** Start of Given data **
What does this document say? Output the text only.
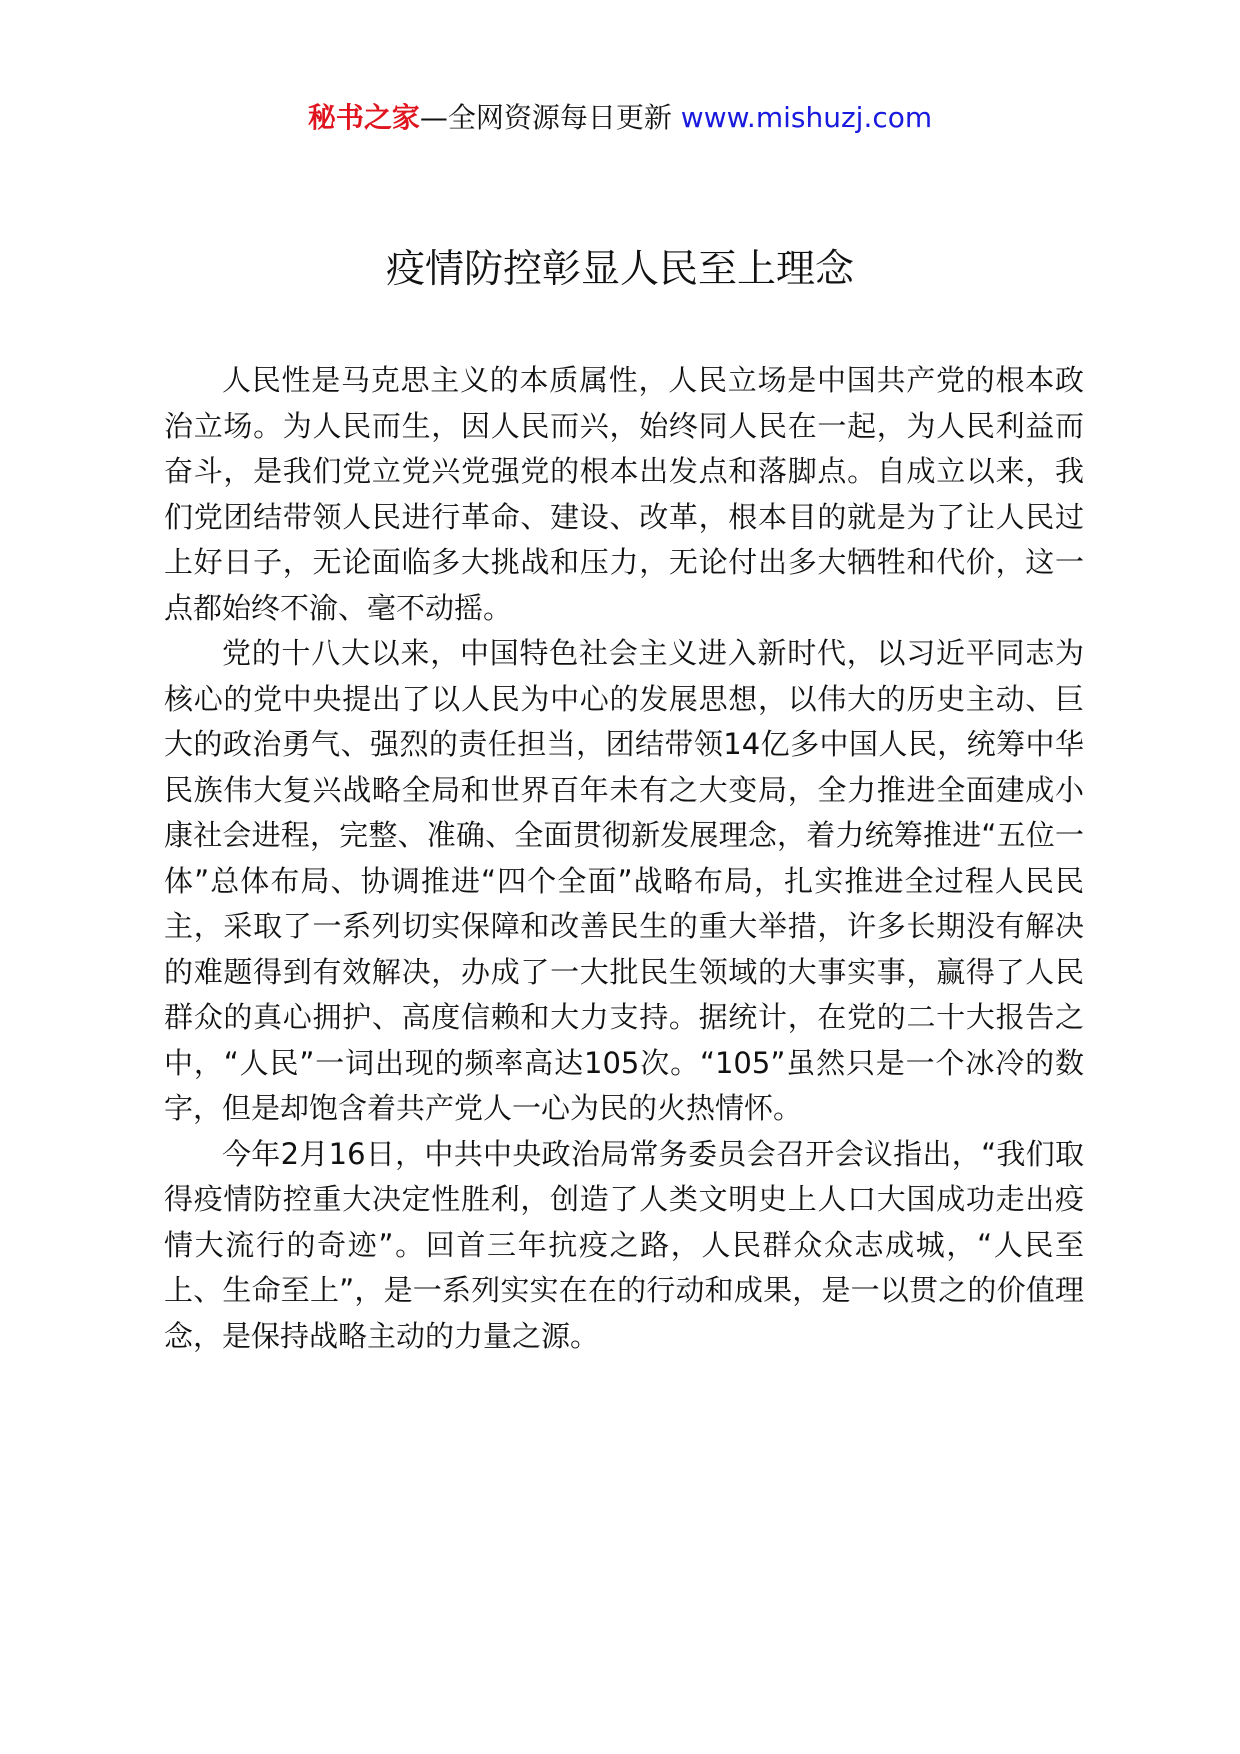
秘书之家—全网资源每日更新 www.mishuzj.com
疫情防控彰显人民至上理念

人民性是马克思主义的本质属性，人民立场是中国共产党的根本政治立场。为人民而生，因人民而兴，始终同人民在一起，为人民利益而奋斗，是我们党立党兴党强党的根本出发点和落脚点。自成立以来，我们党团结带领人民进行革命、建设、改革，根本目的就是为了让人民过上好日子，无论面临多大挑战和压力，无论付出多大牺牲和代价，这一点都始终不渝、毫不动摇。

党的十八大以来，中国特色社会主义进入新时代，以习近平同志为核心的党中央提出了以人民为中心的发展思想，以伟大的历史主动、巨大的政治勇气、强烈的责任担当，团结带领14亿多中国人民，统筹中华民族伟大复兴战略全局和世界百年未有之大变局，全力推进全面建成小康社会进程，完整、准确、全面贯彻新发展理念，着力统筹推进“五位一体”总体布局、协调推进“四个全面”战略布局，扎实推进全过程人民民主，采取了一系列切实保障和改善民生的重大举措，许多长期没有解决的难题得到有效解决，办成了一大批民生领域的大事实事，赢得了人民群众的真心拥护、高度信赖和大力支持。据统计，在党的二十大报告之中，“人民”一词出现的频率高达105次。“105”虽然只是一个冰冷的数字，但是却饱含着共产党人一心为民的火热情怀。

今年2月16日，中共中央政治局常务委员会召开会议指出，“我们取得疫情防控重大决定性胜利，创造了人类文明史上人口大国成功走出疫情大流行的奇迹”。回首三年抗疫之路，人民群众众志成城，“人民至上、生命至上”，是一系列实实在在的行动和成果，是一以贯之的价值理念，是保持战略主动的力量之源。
** End of Given data **
** Start of Given data **
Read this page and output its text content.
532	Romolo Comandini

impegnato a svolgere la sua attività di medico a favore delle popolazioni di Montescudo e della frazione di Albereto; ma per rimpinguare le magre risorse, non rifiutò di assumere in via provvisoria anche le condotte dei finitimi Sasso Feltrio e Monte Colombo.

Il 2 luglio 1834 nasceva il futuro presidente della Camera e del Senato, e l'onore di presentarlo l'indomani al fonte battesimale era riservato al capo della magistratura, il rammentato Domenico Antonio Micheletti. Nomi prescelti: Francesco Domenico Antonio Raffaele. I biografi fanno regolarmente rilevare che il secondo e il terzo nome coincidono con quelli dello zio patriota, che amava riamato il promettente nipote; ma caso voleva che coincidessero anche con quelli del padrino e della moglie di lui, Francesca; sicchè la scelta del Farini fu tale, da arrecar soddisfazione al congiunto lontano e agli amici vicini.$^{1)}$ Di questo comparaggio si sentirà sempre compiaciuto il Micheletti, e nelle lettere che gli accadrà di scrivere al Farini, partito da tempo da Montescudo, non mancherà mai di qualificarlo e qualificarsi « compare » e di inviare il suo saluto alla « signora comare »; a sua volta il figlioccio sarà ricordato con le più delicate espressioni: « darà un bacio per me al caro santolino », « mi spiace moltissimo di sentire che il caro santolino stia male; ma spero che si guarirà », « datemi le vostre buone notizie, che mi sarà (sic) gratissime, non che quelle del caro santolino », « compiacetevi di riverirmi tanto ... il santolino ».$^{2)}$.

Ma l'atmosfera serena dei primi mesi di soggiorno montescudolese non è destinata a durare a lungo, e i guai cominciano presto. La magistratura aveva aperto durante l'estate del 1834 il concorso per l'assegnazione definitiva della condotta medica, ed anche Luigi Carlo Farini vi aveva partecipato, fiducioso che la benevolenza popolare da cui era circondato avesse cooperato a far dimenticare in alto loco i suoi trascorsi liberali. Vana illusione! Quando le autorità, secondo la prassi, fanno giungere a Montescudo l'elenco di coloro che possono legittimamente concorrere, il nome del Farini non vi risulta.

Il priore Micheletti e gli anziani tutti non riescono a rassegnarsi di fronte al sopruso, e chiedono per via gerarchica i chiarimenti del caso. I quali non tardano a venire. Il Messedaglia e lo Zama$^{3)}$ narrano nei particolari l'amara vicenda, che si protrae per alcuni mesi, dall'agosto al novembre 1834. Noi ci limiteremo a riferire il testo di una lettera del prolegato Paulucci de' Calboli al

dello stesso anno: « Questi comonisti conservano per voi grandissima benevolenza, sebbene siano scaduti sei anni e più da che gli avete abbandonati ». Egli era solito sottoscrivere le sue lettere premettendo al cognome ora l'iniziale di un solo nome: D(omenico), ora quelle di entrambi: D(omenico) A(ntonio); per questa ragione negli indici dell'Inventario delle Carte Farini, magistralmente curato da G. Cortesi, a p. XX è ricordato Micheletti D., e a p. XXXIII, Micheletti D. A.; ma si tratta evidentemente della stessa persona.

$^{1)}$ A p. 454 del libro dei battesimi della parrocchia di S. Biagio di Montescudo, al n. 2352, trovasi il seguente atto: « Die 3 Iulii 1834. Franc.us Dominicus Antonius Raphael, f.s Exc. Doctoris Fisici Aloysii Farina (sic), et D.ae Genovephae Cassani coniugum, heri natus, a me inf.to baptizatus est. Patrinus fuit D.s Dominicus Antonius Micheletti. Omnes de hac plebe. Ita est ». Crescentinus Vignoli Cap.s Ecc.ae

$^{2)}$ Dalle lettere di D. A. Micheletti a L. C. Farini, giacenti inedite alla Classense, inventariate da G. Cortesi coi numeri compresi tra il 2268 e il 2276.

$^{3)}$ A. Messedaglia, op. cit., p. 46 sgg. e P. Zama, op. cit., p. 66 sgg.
** End of Given data **
### [Exercise aim]
Gather up the lines that contain the word "text".

### [Solution to this task]
What does this document say? Output the text only.
Read this page and output its text content.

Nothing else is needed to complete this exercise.